YOUR INSTRUCTIONS -
Go through the listing and write out all of it exactly.

* Start *

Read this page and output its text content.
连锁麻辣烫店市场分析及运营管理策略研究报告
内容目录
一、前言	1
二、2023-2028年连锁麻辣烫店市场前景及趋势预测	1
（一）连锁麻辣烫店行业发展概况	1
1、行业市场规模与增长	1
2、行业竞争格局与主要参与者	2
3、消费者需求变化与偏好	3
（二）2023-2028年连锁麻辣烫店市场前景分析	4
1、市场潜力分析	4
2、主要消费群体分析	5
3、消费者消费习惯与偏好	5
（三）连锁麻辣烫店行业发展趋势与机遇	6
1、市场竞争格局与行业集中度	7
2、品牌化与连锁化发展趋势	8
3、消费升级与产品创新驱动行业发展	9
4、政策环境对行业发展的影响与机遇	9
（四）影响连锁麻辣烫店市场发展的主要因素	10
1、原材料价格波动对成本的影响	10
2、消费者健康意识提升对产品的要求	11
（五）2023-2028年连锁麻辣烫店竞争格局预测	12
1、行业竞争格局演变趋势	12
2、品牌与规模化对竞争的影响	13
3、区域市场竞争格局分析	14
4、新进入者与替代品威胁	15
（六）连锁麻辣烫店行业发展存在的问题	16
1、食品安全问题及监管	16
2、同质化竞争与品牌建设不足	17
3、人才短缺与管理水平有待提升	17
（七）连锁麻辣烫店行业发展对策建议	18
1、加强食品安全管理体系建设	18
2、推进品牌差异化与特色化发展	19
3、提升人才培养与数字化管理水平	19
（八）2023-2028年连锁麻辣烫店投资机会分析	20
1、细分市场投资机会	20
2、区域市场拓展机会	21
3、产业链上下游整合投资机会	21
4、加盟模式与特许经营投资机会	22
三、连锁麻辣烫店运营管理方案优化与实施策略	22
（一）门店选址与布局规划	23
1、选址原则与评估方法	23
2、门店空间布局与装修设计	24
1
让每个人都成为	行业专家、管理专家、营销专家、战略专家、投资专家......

* End *

ANSWER BELOW -
Read this page and output its text content.
连锁麻辣烫店市场分析及运营管理策略研究报告
内容目录
一、前言	1
二、2023-2028年连锁麻辣烫店市场前景及趋势预测	1
（一）连锁麻辣烫店行业发展概况	1
1、行业市场规模与增长	1
2、行业竞争格局与主要参与者	2
3、消费者需求变化与偏好	3
（二）2023-2028年连锁麻辣烫店市场前景分析	4
1、市场潜力分析	4
2、主要消费群体分析	5
3、消费者消费习惯与偏好	5
（三）连锁麻辣烫店行业发展趋势与机遇	6
1、市场竞争格局与行业集中度	7
2、品牌化与连锁化发展趋势	8
3、消费升级与产品创新驱动行业发展	9
4、政策环境对行业发展的影响与机遇	9
（四）影响连锁麻辣烫店市场发展的主要因素	10
1、原材料价格波动对成本的影响	10
2、消费者健康意识提升对产品的要求	11
（五）2023-2028年连锁麻辣烫店竞争格局预测	12
1、行业竞争格局演变趋势	12
2、品牌与规模化对竞争的影响	13
3、区域市场竞争格局分析	14
4、新进入者与替代品威胁	15
（六）连锁麻辣烫店行业发展存在的问题	16
1、食品安全问题及监管	16
2、同质化竞争与品牌建设不足	17
3、人才短缺与管理水平有待提升	17
（七）连锁麻辣烫店行业发展对策建议	18
1、加强食品安全管理体系建设	18
2、推进品牌差异化与特色化发展	19
3、提升人才培养与数字化管理水平	19
（八）2023-2028年连锁麻辣烫店投资机会分析	20
1、细分市场投资机会	20
2、区域市场拓展机会	21
3、产业链上下游整合投资机会	21
4、加盟模式与特许经营投资机会	22
三、连锁麻辣烫店运营管理方案优化与实施策略	22
（一）门店选址与布局规划	23
1、选址原则与评估方法	23
2、门店空间布局与装修设计	24
1
让每个人都成为	行业专家、管理专家、营销专家、战略专家、投资专家......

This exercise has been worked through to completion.